Write out the entries, please, from the line containing "What text is on this page?" through their final line, exactly and with nothing else.
-- Begin DATA ENTRIES --
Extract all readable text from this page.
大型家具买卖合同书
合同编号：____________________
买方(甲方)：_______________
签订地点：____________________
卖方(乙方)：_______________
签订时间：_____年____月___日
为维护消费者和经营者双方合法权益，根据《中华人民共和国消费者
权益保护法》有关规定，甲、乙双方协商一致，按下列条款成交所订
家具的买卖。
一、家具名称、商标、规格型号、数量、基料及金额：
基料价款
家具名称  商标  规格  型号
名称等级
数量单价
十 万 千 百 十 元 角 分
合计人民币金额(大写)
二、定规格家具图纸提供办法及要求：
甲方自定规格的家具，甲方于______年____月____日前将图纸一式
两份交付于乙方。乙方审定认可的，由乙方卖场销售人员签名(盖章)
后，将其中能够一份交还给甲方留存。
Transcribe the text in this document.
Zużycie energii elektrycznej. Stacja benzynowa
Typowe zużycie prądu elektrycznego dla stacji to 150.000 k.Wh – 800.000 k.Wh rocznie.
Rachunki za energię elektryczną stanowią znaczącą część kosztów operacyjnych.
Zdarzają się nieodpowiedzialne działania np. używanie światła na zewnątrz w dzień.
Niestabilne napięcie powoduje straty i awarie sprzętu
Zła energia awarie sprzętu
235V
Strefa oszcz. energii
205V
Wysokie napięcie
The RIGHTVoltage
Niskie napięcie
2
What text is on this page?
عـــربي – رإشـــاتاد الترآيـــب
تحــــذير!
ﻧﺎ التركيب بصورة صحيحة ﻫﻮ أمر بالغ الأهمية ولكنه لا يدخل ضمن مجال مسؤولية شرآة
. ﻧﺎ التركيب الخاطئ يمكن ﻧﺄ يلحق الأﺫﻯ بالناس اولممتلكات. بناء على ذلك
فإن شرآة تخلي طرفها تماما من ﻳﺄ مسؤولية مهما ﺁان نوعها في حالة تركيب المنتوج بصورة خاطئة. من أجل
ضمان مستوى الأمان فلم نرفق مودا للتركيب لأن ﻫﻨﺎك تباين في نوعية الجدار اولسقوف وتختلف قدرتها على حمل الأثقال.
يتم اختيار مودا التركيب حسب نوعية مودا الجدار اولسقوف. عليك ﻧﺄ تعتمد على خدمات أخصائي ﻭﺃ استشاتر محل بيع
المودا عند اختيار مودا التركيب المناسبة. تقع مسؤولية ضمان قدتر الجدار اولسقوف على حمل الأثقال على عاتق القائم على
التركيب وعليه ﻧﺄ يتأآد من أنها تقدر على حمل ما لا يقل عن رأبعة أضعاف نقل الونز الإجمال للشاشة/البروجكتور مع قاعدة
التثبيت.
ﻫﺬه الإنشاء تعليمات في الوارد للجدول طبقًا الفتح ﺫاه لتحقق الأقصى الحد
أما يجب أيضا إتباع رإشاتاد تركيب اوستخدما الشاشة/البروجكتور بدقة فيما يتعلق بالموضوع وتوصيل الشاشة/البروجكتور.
-- End DATA ENTRIES --
_FINAL ANSWER:_
What text is on this page?
عـــربي – رإشـــاتاد الترآيـــب
تحــــذير!
ﻧﺎ التركيب بصورة صحيحة ﻫﻮ أمر بالغ الأهمية ولكنه لا يدخل ضمن مجال مسؤولية شرآة
. ﻧﺎ التركيب الخاطئ يمكن ﻧﺄ يلحق الأﺫﻯ بالناس اولممتلكات. بناء على ذلك
فإن شرآة تخلي طرفها تماما من ﻳﺄ مسؤولية مهما ﺁان نوعها في حالة تركيب المنتوج بصورة خاطئة. من أجل
ضمان مستوى الأمان فلم نرفق مودا للتركيب لأن ﻫﻨﺎك تباين في نوعية الجدار اولسقوف وتختلف قدرتها على حمل الأثقال.
يتم اختيار مودا التركيب حسب نوعية مودا الجدار اولسقوف. عليك ﻧﺄ تعتمد على خدمات أخصائي ﻭﺃ استشاتر محل بيع
المودا عند اختيار مودا التركيب المناسبة. تقع مسؤولية ضمان قدتر الجدار اولسقوف على حمل الأثقال على عاتق القائم على
التركيب وعليه ﻧﺄ يتأآد من أنها تقدر على حمل ما لا يقل عن رأبعة أضعاف نقل الونز الإجمال للشاشة/البروجكتور مع قاعدة
التثبيت.
ﻫﺬه الإنشاء تعليمات في الوارد للجدول طبقًا الفتح ﺫاه لتحقق الأقصى الحد
أما يجب أيضا إتباع رإشاتاد تركيب اوستخدما الشاشة/البروجكتور بدقة فيما يتعلق بالموضوع وتوصيل الشاشة/البروجكتور.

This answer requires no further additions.